__EXERCISE DIRECTIONS__. Filter out everything except lines holding "inside".

__DATASET ENTRIES__.
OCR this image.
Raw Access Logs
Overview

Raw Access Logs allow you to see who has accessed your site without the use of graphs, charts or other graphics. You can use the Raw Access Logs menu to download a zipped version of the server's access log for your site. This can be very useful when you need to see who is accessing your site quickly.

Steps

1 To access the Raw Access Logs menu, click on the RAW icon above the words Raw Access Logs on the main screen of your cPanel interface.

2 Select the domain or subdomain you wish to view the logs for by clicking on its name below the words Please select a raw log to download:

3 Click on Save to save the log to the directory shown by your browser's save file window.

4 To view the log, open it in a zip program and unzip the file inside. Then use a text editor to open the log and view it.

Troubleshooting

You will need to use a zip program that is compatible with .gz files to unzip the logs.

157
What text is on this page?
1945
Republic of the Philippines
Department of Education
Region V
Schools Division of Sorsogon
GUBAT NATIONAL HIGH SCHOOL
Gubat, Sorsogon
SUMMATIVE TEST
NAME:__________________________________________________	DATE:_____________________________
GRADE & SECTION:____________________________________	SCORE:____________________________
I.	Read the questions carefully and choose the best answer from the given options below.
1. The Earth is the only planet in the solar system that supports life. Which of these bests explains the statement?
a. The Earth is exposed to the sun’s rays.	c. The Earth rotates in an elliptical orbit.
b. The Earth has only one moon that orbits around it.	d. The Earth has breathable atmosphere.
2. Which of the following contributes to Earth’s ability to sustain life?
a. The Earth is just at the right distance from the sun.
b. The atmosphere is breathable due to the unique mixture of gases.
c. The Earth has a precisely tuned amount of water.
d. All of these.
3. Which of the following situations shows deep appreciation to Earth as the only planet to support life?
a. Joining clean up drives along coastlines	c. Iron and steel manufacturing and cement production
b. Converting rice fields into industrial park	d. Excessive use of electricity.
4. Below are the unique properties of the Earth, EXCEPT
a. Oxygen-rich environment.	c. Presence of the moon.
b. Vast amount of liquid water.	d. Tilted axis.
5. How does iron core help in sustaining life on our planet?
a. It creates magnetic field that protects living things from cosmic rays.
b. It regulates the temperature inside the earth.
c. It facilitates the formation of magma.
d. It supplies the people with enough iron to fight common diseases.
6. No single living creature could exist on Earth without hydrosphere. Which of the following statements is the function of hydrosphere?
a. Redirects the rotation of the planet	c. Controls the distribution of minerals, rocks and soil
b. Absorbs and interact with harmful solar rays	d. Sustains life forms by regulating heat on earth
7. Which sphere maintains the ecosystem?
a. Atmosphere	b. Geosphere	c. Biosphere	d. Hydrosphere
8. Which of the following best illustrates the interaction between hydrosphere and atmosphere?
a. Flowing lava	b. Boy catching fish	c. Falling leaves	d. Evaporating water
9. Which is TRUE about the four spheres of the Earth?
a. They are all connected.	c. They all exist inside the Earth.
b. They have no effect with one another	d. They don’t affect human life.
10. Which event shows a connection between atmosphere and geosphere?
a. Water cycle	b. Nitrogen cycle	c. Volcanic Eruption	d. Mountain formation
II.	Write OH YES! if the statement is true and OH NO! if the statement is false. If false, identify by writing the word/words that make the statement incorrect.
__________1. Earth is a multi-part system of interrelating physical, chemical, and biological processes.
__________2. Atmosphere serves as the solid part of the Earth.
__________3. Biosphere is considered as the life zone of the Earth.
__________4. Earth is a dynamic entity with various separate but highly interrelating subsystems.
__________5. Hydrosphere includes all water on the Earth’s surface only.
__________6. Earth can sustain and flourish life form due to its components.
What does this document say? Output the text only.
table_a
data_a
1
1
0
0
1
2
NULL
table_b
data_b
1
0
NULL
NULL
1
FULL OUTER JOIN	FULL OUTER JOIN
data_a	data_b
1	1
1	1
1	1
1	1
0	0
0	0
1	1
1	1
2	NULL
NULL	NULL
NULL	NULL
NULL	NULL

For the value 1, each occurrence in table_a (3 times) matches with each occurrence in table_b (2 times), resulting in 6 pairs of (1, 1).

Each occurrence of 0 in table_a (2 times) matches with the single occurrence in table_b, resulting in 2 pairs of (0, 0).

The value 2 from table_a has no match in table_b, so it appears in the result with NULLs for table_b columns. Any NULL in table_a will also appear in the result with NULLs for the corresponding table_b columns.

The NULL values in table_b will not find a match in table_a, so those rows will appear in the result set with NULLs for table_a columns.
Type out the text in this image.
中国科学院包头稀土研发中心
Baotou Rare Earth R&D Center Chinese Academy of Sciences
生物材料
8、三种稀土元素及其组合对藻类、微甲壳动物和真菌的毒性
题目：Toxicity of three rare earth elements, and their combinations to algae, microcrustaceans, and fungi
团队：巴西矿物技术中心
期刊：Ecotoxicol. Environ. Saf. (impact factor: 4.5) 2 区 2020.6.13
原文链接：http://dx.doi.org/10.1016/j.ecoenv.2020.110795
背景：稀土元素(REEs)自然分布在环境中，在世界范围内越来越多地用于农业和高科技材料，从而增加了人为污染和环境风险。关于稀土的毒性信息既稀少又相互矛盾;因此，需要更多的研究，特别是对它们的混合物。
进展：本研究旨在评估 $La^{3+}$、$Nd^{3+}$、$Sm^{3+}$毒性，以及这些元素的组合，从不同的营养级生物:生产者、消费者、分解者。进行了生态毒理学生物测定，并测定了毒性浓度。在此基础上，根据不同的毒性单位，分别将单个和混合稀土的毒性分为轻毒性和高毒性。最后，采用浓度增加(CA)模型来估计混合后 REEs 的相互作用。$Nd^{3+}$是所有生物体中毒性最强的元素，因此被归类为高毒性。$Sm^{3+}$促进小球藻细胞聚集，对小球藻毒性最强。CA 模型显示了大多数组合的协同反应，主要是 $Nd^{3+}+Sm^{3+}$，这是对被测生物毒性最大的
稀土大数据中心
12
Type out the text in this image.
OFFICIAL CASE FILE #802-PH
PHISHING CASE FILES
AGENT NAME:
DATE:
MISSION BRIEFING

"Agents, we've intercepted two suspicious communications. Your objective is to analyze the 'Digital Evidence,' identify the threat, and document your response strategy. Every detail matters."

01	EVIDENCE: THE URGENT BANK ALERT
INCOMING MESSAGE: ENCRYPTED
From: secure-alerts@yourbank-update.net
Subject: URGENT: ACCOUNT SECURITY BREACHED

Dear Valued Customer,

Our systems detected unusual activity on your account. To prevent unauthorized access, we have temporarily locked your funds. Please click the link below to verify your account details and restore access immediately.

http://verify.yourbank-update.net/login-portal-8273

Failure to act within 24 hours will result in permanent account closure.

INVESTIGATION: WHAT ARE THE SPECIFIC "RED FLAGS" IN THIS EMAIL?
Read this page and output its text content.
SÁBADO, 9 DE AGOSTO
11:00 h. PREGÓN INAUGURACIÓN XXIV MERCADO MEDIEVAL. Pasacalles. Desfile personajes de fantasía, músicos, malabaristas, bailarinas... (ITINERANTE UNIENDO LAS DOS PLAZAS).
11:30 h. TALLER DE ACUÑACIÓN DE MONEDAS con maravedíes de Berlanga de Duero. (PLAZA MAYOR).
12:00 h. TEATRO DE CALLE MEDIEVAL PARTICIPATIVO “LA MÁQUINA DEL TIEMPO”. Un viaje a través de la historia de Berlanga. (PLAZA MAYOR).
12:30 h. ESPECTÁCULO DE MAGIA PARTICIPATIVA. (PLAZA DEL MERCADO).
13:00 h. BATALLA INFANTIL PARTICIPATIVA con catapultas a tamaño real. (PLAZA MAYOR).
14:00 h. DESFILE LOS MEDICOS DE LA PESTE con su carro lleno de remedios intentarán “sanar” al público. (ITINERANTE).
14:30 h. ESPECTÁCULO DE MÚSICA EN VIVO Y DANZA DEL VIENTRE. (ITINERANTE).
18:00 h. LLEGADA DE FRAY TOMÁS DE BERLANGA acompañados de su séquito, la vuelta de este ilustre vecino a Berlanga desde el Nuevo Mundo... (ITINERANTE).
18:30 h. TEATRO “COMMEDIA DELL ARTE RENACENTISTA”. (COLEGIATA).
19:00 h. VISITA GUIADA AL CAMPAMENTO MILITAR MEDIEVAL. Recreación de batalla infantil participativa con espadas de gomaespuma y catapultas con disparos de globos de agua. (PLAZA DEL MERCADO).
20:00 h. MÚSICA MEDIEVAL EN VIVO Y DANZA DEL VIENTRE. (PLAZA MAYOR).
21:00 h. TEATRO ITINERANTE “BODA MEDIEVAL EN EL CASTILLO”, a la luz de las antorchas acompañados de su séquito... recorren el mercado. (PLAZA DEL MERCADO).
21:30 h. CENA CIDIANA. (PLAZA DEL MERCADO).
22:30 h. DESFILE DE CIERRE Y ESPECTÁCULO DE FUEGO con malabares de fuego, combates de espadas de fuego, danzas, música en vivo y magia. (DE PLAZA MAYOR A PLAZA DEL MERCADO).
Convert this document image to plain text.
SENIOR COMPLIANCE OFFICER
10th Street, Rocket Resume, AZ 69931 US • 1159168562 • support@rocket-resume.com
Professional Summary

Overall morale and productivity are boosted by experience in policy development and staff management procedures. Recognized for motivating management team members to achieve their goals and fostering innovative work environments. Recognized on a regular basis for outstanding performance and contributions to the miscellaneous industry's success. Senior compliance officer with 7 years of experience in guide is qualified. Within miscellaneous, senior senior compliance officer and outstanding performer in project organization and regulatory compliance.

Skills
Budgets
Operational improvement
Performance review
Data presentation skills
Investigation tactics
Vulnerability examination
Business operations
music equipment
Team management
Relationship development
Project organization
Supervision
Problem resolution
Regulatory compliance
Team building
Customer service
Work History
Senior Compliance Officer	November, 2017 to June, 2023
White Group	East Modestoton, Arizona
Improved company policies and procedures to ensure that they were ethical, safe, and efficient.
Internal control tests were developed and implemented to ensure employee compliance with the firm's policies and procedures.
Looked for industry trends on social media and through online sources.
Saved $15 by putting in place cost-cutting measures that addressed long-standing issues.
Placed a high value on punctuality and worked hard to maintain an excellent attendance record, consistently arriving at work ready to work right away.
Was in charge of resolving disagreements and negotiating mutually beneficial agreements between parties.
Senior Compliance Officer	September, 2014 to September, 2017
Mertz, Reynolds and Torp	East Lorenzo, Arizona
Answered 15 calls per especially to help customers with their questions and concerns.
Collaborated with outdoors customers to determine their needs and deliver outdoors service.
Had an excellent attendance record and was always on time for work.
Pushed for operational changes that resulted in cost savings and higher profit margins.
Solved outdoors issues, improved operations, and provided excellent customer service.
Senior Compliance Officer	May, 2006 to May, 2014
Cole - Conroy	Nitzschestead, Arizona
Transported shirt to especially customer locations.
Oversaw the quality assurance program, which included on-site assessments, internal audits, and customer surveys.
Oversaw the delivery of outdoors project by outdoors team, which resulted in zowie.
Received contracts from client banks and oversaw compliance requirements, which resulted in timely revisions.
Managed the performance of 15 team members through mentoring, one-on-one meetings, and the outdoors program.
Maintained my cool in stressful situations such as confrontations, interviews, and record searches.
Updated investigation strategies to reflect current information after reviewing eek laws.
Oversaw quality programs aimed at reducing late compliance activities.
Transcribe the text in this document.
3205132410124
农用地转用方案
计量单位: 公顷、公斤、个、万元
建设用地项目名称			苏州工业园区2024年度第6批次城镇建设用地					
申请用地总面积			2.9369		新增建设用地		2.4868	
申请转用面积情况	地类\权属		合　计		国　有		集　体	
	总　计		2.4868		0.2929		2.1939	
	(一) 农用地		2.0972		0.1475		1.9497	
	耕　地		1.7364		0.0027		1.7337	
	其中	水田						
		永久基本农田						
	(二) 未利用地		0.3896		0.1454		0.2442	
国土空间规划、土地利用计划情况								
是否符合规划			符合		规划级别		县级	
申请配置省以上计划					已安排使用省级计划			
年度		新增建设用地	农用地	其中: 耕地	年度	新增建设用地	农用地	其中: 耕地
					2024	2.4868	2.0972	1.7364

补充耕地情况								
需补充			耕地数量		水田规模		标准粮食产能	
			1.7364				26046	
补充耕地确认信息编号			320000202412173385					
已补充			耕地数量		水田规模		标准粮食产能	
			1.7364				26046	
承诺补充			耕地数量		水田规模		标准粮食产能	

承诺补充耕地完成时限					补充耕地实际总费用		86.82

__OUTPUT OF THE TASK__.
4 To view the log, open it in a zip program and unzip the file inside. Then use a text editor to open the log and view it.
b. It regulates the temperature inside the earth.
a. They are all connected.	c. They all exist inside the Earth.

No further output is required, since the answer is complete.